### Description of the task
Copy the records below exactly as they appear.
#####
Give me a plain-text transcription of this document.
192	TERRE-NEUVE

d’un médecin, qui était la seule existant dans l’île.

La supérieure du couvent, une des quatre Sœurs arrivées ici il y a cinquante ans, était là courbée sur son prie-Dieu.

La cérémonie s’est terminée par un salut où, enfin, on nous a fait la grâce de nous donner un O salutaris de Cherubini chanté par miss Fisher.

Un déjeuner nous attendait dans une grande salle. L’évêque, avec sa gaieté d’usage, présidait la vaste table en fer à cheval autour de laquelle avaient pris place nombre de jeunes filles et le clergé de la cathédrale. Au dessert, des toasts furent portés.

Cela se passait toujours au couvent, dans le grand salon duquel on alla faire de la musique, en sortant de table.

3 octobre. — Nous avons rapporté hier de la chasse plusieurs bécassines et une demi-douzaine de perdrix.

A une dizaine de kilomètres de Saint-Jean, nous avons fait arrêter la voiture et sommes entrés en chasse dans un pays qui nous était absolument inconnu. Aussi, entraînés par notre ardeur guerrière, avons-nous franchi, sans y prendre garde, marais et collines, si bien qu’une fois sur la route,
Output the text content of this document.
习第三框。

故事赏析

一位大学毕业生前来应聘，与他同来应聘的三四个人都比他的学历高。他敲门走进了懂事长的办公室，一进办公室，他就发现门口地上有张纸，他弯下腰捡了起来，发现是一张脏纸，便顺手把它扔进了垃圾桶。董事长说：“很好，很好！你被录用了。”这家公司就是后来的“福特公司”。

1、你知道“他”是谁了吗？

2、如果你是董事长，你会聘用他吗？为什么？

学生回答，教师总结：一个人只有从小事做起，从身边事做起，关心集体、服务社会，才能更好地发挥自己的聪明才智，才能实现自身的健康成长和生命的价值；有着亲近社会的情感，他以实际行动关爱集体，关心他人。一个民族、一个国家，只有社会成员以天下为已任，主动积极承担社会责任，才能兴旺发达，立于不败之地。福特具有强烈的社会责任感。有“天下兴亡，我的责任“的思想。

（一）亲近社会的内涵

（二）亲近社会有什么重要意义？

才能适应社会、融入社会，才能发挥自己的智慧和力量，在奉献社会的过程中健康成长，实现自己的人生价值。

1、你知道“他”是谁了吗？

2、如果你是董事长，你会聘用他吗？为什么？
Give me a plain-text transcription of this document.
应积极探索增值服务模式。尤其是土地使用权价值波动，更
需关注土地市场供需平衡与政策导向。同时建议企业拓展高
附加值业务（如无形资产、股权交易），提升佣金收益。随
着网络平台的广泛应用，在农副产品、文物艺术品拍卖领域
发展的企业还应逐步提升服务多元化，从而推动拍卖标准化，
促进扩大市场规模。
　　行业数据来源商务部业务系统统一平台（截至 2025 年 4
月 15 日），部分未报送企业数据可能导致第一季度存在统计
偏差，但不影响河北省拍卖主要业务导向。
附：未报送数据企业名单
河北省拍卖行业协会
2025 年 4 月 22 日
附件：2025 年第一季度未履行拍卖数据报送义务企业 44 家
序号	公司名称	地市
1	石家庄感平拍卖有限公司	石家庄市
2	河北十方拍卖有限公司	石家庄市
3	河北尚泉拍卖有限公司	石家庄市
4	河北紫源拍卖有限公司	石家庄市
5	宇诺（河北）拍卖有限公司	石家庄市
#####
### Exercise solution
Give me a plain-text transcription of this document.
192	TERRE-NEUVE

d’un médecin, qui était la seule existant dans l’île.

La supérieure du couvent, une des quatre Sœurs arrivées ici il y a cinquante ans, était là courbée sur son prie-Dieu.

La cérémonie s’est terminée par un salut où, enfin, on nous a fait la grâce de nous donner un O salutaris de Cherubini chanté par miss Fisher.

Un déjeuner nous attendait dans une grande salle. L’évêque, avec sa gaieté d’usage, présidait la vaste table en fer à cheval autour de laquelle avaient pris place nombre de jeunes filles et le clergé de la cathédrale. Au dessert, des toasts furent portés.

Cela se passait toujours au couvent, dans le grand salon duquel on alla faire de la musique, en sortant de table.

3 octobre. — Nous avons rapporté hier de la chasse plusieurs bécassines et une demi-douzaine de perdrix.

A une dizaine de kilomètres de Saint-Jean, nous avons fait arrêter la voiture et sommes entrés en chasse dans un pays qui nous était absolument inconnu. Aussi, entraînés par notre ardeur guerrière, avons-nous franchi, sans y prendre garde, marais et collines, si bien qu’une fois sur la route,
Output the text content of this document.
习第三框。

故事赏析

一位大学毕业生前来应聘，与他同来应聘的三四个人都比他的学历高。他敲门走进了懂事长的办公室，一进办公室，他就发现门口地上有张纸，他弯下腰捡了起来，发现是一张脏纸，便顺手把它扔进了垃圾桶。董事长说：“很好，很好！你被录用了。”这家公司就是后来的“福特公司”。

1、你知道“他”是谁了吗？

2、如果你是董事长，你会聘用他吗？为什么？

学生回答，教师总结：一个人只有从小事做起，从身边事做起，关心集体、服务社会，才能更好地发挥自己的聪明才智，才能实现自身的健康成长和生命的价值；有着亲近社会的情感，他以实际行动关爱集体，关心他人。一个民族、一个国家，只有社会成员以天下为已任，主动积极承担社会责任，才能兴旺发达，立于不败之地。福特具有强烈的社会责任感。有“天下兴亡，我的责任“的思想。

（一）亲近社会的内涵

（二）亲近社会有什么重要意义？

才能适应社会、融入社会，才能发挥自己的智慧和力量，在奉献社会的过程中健康成长，实现自己的人生价值。

1、你知道“他”是谁了吗？

2、如果你是董事长，你会聘用他吗？为什么？
Give me a plain-text transcription of this document.
应积极探索增值服务模式。尤其是土地使用权价值波动，更
需关注土地市场供需平衡与政策导向。同时建议企业拓展高
附加值业务（如无形资产、股权交易），提升佣金收益。随
着网络平台的广泛应用，在农副产品、文物艺术品拍卖领域
发展的企业还应逐步提升服务多元化，从而推动拍卖标准化，
促进扩大市场规模。
　　行业数据来源商务部业务系统统一平台（截至 2025 年 4
月 15 日），部分未报送企业数据可能导致第一季度存在统计
偏差，但不影响河北省拍卖主要业务导向。
附：未报送数据企业名单
河北省拍卖行业协会
2025 年 4 月 22 日
附件：2025 年第一季度未履行拍卖数据报送义务企业 44 家
序号	公司名称	地市
1	石家庄感平拍卖有限公司	石家庄市
2	河北十方拍卖有限公司	石家庄市
3	河北尚泉拍卖有限公司	石家庄市
4	河北紫源拍卖有限公司	石家庄市
5	宇诺（河北）拍卖有限公司	石家庄市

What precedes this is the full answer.